→ **Requirements**: Copy verbatim the lines starting at the first one and ending at the line that contains "- sun-icon: [1367, 481, 1417, 531]", including both of those lines.

Region and label listings:
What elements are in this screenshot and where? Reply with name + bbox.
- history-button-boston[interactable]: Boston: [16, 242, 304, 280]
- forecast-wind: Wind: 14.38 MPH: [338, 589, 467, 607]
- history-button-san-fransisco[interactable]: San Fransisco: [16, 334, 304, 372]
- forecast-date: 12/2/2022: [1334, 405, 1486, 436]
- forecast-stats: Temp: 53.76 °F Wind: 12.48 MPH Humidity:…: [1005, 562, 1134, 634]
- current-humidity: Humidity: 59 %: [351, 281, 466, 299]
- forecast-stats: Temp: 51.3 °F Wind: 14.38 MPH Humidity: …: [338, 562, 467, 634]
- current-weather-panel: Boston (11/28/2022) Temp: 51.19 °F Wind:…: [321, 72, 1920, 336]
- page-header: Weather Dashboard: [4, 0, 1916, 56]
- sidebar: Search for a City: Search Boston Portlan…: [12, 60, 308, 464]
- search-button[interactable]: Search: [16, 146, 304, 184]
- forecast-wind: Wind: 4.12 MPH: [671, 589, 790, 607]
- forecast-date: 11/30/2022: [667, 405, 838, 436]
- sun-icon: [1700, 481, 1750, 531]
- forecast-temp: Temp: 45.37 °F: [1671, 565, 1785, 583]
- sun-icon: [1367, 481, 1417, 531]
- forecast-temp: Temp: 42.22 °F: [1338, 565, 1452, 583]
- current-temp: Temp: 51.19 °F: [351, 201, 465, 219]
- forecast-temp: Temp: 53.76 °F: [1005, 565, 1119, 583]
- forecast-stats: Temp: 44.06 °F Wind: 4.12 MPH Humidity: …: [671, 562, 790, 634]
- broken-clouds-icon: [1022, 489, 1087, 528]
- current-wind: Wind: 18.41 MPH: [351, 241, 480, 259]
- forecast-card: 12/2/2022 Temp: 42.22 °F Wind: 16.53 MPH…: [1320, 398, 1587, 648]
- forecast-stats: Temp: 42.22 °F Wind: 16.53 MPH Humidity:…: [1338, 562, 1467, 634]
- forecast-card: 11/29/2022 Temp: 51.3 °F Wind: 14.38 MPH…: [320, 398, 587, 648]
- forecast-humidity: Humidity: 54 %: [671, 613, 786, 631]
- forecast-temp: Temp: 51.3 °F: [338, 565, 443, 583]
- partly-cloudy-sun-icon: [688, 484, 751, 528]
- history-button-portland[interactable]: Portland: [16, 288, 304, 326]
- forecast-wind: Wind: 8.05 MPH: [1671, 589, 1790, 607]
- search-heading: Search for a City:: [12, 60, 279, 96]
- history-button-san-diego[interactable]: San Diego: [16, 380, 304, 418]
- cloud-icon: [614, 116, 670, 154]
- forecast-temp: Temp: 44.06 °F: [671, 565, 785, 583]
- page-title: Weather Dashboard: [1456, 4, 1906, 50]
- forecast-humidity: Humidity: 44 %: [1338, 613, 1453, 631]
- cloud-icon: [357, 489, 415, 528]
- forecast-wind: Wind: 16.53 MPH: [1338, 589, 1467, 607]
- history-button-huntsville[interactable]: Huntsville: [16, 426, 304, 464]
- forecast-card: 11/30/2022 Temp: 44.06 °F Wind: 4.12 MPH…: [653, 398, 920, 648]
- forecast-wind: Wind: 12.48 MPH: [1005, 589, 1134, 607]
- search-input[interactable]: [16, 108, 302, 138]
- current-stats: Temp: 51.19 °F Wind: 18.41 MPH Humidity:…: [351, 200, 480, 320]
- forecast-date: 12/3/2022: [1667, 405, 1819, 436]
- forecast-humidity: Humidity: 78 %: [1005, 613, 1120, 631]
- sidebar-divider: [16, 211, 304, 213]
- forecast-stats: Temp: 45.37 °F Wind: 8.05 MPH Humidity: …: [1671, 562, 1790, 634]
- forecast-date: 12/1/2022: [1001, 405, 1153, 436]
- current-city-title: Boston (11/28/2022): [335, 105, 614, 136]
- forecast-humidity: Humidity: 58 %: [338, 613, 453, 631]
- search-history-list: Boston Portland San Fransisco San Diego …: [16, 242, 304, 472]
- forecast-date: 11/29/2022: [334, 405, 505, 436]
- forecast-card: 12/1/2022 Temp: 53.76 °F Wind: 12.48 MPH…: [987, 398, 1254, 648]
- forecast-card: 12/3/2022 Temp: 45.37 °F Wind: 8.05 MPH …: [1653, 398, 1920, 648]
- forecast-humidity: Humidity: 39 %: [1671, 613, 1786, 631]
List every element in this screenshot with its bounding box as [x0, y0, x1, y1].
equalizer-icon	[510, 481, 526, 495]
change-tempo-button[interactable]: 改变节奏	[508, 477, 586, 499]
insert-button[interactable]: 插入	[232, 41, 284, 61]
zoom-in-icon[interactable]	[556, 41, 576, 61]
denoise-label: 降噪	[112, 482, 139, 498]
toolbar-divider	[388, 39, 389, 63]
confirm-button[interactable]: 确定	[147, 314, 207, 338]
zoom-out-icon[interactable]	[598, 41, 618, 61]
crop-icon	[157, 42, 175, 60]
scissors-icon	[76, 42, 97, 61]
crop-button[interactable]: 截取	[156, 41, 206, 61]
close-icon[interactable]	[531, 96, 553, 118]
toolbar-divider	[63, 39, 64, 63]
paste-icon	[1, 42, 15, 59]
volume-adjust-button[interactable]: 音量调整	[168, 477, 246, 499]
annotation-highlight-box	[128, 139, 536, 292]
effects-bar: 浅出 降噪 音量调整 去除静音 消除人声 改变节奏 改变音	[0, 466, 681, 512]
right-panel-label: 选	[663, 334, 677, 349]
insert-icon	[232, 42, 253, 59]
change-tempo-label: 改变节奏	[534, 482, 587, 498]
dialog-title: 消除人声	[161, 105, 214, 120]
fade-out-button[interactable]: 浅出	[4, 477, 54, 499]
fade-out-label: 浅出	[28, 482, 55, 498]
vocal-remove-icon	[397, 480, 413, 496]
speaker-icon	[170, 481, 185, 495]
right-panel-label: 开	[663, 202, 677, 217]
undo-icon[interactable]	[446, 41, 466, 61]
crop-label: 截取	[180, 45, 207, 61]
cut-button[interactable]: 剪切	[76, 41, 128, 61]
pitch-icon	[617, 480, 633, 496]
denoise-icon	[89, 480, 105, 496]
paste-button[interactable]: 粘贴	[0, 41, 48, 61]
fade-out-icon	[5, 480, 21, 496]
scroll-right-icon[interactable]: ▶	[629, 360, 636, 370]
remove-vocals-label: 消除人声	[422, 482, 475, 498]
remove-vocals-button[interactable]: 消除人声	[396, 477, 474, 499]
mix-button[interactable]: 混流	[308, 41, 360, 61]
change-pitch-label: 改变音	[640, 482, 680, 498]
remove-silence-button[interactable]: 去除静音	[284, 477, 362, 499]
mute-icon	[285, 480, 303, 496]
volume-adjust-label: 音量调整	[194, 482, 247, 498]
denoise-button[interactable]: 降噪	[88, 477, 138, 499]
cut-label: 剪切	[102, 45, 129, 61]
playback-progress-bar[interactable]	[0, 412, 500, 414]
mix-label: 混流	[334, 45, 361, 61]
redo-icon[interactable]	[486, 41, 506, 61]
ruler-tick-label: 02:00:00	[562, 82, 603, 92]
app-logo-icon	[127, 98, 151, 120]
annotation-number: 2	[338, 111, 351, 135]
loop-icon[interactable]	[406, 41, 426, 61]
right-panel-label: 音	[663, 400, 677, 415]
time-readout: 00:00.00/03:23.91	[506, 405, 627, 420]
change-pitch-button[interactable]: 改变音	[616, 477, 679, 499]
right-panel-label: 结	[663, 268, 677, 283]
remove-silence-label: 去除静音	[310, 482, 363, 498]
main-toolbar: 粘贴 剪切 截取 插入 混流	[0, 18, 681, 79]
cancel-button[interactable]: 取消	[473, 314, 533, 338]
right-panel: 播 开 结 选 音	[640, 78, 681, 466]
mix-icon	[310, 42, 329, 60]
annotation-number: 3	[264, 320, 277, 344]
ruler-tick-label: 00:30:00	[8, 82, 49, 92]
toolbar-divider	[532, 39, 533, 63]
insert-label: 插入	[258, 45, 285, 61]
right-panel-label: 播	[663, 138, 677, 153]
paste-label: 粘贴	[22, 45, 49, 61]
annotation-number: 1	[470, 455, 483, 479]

→ **Task answer**:
What elements are in this screenshot and where? Reply with name + bbox.
- history-button-boston[interactable]: Boston: [16, 242, 304, 280]
- forecast-wind: Wind: 14.38 MPH: [338, 589, 467, 607]
- history-button-san-fransisco[interactable]: San Fransisco: [16, 334, 304, 372]
- forecast-date: 12/2/2022: [1334, 405, 1486, 436]
- forecast-stats: Temp: 53.76 °F Wind: 12.48 MPH Humidity:…: [1005, 562, 1134, 634]
- current-humidity: Humidity: 59 %: [351, 281, 466, 299]
- forecast-stats: Temp: 51.3 °F Wind: 14.38 MPH Humidity: …: [338, 562, 467, 634]
- current-weather-panel: Boston (11/28/2022) Temp: 51.19 °F Wind:…: [321, 72, 1920, 336]
- page-header: Weather Dashboard: [4, 0, 1916, 56]
- sidebar: Search for a City: Search Boston Portlan…: [12, 60, 308, 464]
- search-button[interactable]: Search: [16, 146, 304, 184]
- forecast-wind: Wind: 4.12 MPH: [671, 589, 790, 607]
- forecast-date: 11/30/2022: [667, 405, 838, 436]
- sun-icon: [1700, 481, 1750, 531]
- forecast-temp: Temp: 45.37 °F: [1671, 565, 1785, 583]
- sun-icon: [1367, 481, 1417, 531]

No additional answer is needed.